Your goal → Quote the whole listing word for word. Do not include the pictures.

## start Provided data

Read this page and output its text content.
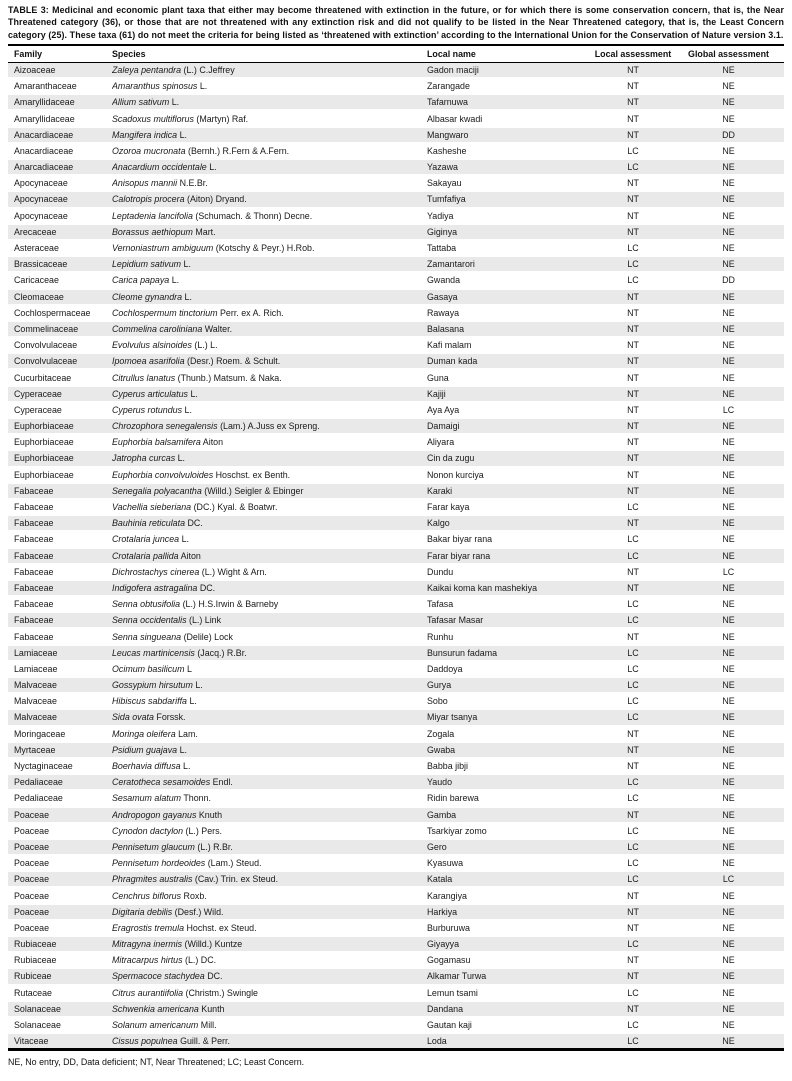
TABLE 3: Medicinal and economic plant taxa that either may become threatened with extinction in the future, or for which there is some conservation concern, that is, the Near Threatened category (36), or those that are not threatened with any extinction risk and did not qualify to be listed in the Near Threatened category, that is, the Least Concern category (25). These taxa (61) do not meet the criteria for being listed as ‘threatened with extinction’ according to the International Union for the Conservation of Nature version 3.1.
Family	Species	Local name	Local assessment	Global assessment
Aizoaceae	Zaleya pentandra (L.) C.Jeffrey	Gadon maciji	NT	NE
Amaranthaceae	Amaranthus spinosus L.	Zarangade	NT	NE
Amaryllidaceae	Allium sativum L.	Tafarnuwa	NT	NE
Amaryllidaceae	Scadoxus multiflorus (Martyn) Raf.	Albasar kwadi	NT	NE
Anacardiaceae	Mangifera indica L.	Mangwaro	NT	DD
Anacardiaceae	Ozoroa mucronata (Bernh.) R.Fern & A.Fern.	Kasheshe	LC	NE
Anarcadiaceae	Anacardium occidentale L.	Yazawa	LC	NE
Apocynaceae	Anisopus mannii N.E.Br.	Sakayau	NT	NE
Apocynaceae	Calotropis procera (Aiton) Dryand.	Tumfafiya	NT	NE
Apocynaceae	Leptadenia lancifolia (Schumach. & Thonn) Decne.	Yadiya	NT	NE
Arecaceae	Borassus aethiopum Mart.	Giginya	NT	NE
Asteraceae	Vernoniastrum ambiguum (Kotschy & Peyr.) H.Rob.	Tattaba	LC	NE
Brassicaceae	Lepidium sativum L.	Zamantarori	LC	NE
Caricaceae	Carica papaya L.	Gwanda	LC	DD
Cleomaceae	Cleome gynandra L.	Gasaya	NT	NE
Cochlospermaceae	Cochlospermum tinctorium Perr. ex A. Rich.	Rawaya	NT	NE
Commelinaceae	Commelina caroliniana Walter.	Balasana	NT	NE
Convolvulaceae	Evolvulus alsinoides (L.) L.	Kafi malam	NT	NE
Convolvulaceae	Ipomoea asarifolia (Desr.) Roem. & Schult.	Duman kada	NT	NE
Cucurbitaceae	Citrullus lanatus (Thunb.) Matsum. & Naka.	Guna	NT	NE
Cyperaceae	Cyperus articulatus L.	Kajiji	NT	NE
Cyperaceae	Cyperus rotundus L.	Aya Aya	NT	LC
Euphorbiaceae	Chrozophora senegalensis (Lam.) A.Juss ex Spreng.	Damaigi	NT	NE
Euphorbiaceae	Euphorbia balsamifera Aiton	Aliyara	NT	NE
Euphorbiaceae	Jatropha curcas L.	Cin da zugu	NT	NE
Euphorbiaceae	Euphorbia convolvuloides Hoschst. ex Benth.	Nonon kurciya	NT	NE
Fabaceae	Senegalia polyacantha (Willd.) Seigler & Ebinger	Karaki	NT	NE
Fabaceae	Vachellia sieberiana (DC.) Kyal. & Boatwr.	Farar kaya	LC	NE
Fabaceae	Bauhinia reticulata DC.	Kalgo	NT	NE
Fabaceae	Crotalaria juncea L.	Bakar biyar rana	LC	NE
Fabaceae	Crotalaria pallida Aiton	Farar biyar rana	LC	NE
Fabaceae	Dichrostachys cinerea (L.) Wight & Arn.	Dundu	NT	LC
Fabaceae	Indigofera astragalina DC.	Kaikai koma kan mashekiya	NT	NE
Fabaceae	Senna obtusifolia (L.) H.S.Irwin & Barneby	Tafasa	LC	NE
Fabaceae	Senna occidentalis (L.) Link	Tafasar Masar	LC	NE
Fabaceae	Senna singueana (Delile) Lock	Runhu	NT	NE
Lamiaceae	Leucas martinicensis (Jacq.) R.Br.	Bunsurun fadama	LC	NE
Lamiaceae	Ocimum basilicum L	Daddoya	LC	NE
Malvaceae	Gossypium hirsutum L.	Gurya	LC	NE
Malvaceae	Hibiscus sabdariffa L.	Sobo	LC	NE
Malvaceae	Sida ovata Forssk.	Miyar tsanya	LC	NE
Moringaceae	Moringa oleifera Lam.	Zogala	NT	NE
Myrtaceae	Psidium guajava L.	Gwaba	NT	NE
Nyctaginaceae	Boerhavia diffusa L.	Babba jibji	NT	NE
Pedaliaceae	Ceratotheca sesamoides Endl.	Yaudo	LC	NE
Pedaliaceae	Sesamum alatum Thonn.	Ridin barewa	LC	NE
Poaceae	Andropogon gayanus Knuth	Gamba	NT	NE
Poaceae	Cynodon dactylon (L.) Pers.	Tsarkiyar zomo	LC	NE
Poaceae	Pennisetum glaucum (L.) R.Br.	Gero	LC	NE
Poaceae	Pennisetum hordeoides (Lam.) Steud.	Kyasuwa	LC	NE
Poaceae	Phragmites australis (Cav.) Trin. ex Steud.	Katala	LC	LC
Poaceae	Cenchrus biflorus Roxb.	Karangiya	NT	NE
Poaceae	Digitaria debilis (Desf.) Wild.	Harkiya	NT	NE
Poaceae	Eragrostis tremula Hochst. ex Steud.	Burburuwa	NT	NE
Rubiaceae	Mitragyna inermis (Willd.) Kuntze	Giyayya	LC	NE
Rubiaceae	Mitracarpus hirtus (L.) DC.	Gogamasu	NT	NE
Rubiceae	Spermacoce stachydea DC.	Alkamar Turwa	NT	NE
Rutaceae	Citrus aurantiifolia (Christm.) Swingle	Lemun tsami	LC	NE
Solanaceae	Schwenkia americana Kunth	Dandana	NT	NE
Solanaceae	Solanum americanum Mill.	Gautan kaji	LC	NE
Vitaceae	Cissus populnea Guill. & Perr.	Loda	LC	NE
NE, No entry, DD, Data deficient; NT, Near Threatened; LC; Least Concern.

## end Provided data

Complete answer →
Read this page and output its text content.
TABLE 3: Medicinal and economic plant taxa that either may become threatened with extinction in the future, or for which there is some conservation concern, that is, the Near Threatened category (36), or those that are not threatened with any extinction risk and did not qualify to be listed in the Near Threatened category, that is, the Least Concern category (25). These taxa (61) do not meet the criteria for being listed as ‘threatened with extinction’ according to the International Union for the Conservation of Nature version 3.1.
Family	Species	Local name	Local assessment	Global assessment
Aizoaceae	Zaleya pentandra (L.) C.Jeffrey	Gadon maciji	NT	NE
Amaranthaceae	Amaranthus spinosus L.	Zarangade	NT	NE
Amaryllidaceae	Allium sativum L.	Tafarnuwa	NT	NE
Amaryllidaceae	Scadoxus multiflorus (Martyn) Raf.	Albasar kwadi	NT	NE
Anacardiaceae	Mangifera indica L.	Mangwaro	NT	DD
Anacardiaceae	Ozoroa mucronata (Bernh.) R.Fern & A.Fern.	Kasheshe	LC	NE
Anarcadiaceae	Anacardium occidentale L.	Yazawa	LC	NE
Apocynaceae	Anisopus mannii N.E.Br.	Sakayau	NT	NE
Apocynaceae	Calotropis procera (Aiton) Dryand.	Tumfafiya	NT	NE
Apocynaceae	Leptadenia lancifolia (Schumach. & Thonn) Decne.	Yadiya	NT	NE
Arecaceae	Borassus aethiopum Mart.	Giginya	NT	NE
Asteraceae	Vernoniastrum ambiguum (Kotschy & Peyr.) H.Rob.	Tattaba	LC	NE
Brassicaceae	Lepidium sativum L.	Zamantarori	LC	NE
Caricaceae	Carica papaya L.	Gwanda	LC	DD
Cleomaceae	Cleome gynandra L.	Gasaya	NT	NE
Cochlospermaceae	Cochlospermum tinctorium Perr. ex A. Rich.	Rawaya	NT	NE
Commelinaceae	Commelina caroliniana Walter.	Balasana	NT	NE
Convolvulaceae	Evolvulus alsinoides (L.) L.	Kafi malam	NT	NE
Convolvulaceae	Ipomoea asarifolia (Desr.) Roem. & Schult.	Duman kada	NT	NE
Cucurbitaceae	Citrullus lanatus (Thunb.) Matsum. & Naka.	Guna	NT	NE
Cyperaceae	Cyperus articulatus L.	Kajiji	NT	NE
Cyperaceae	Cyperus rotundus L.	Aya Aya	NT	LC
Euphorbiaceae	Chrozophora senegalensis (Lam.) A.Juss ex Spreng.	Damaigi	NT	NE
Euphorbiaceae	Euphorbia balsamifera Aiton	Aliyara	NT	NE
Euphorbiaceae	Jatropha curcas L.	Cin da zugu	NT	NE
Euphorbiaceae	Euphorbia convolvuloides Hoschst. ex Benth.	Nonon kurciya	NT	NE
Fabaceae	Senegalia polyacantha (Willd.) Seigler & Ebinger	Karaki	NT	NE
Fabaceae	Vachellia sieberiana (DC.) Kyal. & Boatwr.	Farar kaya	LC	NE
Fabaceae	Bauhinia reticulata DC.	Kalgo	NT	NE
Fabaceae	Crotalaria juncea L.	Bakar biyar rana	LC	NE
Fabaceae	Crotalaria pallida Aiton	Farar biyar rana	LC	NE
Fabaceae	Dichrostachys cinerea (L.) Wight & Arn.	Dundu	NT	LC
Fabaceae	Indigofera astragalina DC.	Kaikai koma kan mashekiya	NT	NE
Fabaceae	Senna obtusifolia (L.) H.S.Irwin & Barneby	Tafasa	LC	NE
Fabaceae	Senna occidentalis (L.) Link	Tafasar Masar	LC	NE
Fabaceae	Senna singueana (Delile) Lock	Runhu	NT	NE
Lamiaceae	Leucas martinicensis (Jacq.) R.Br.	Bunsurun fadama	LC	NE
Lamiaceae	Ocimum basilicum L	Daddoya	LC	NE
Malvaceae	Gossypium hirsutum L.	Gurya	LC	NE
Malvaceae	Hibiscus sabdariffa L.	Sobo	LC	NE
Malvaceae	Sida ovata Forssk.	Miyar tsanya	LC	NE
Moringaceae	Moringa oleifera Lam.	Zogala	NT	NE
Myrtaceae	Psidium guajava L.	Gwaba	NT	NE
Nyctaginaceae	Boerhavia diffusa L.	Babba jibji	NT	NE
Pedaliaceae	Ceratotheca sesamoides Endl.	Yaudo	LC	NE
Pedaliaceae	Sesamum alatum Thonn.	Ridin barewa	LC	NE
Poaceae	Andropogon gayanus Knuth	Gamba	NT	NE
Poaceae	Cynodon dactylon (L.) Pers.	Tsarkiyar zomo	LC	NE
Poaceae	Pennisetum glaucum (L.) R.Br.	Gero	LC	NE
Poaceae	Pennisetum hordeoides (Lam.) Steud.	Kyasuwa	LC	NE
Poaceae	Phragmites australis (Cav.) Trin. ex Steud.	Katala	LC	LC
Poaceae	Cenchrus biflorus Roxb.	Karangiya	NT	NE
Poaceae	Digitaria debilis (Desf.) Wild.	Harkiya	NT	NE
Poaceae	Eragrostis tremula Hochst. ex Steud.	Burburuwa	NT	NE
Rubiaceae	Mitragyna inermis (Willd.) Kuntze	Giyayya	LC	NE
Rubiaceae	Mitracarpus hirtus (L.) DC.	Gogamasu	NT	NE
Rubiceae	Spermacoce stachydea DC.	Alkamar Turwa	NT	NE
Rutaceae	Citrus aurantiifolia (Christm.) Swingle	Lemun tsami	LC	NE
Solanaceae	Schwenkia americana Kunth	Dandana	NT	NE
Solanaceae	Solanum americanum Mill.	Gautan kaji	LC	NE
Vitaceae	Cissus populnea Guill. & Perr.	Loda	LC	NE
NE, No entry, DD, Data deficient; NT, Near Threatened; LC; Least Concern.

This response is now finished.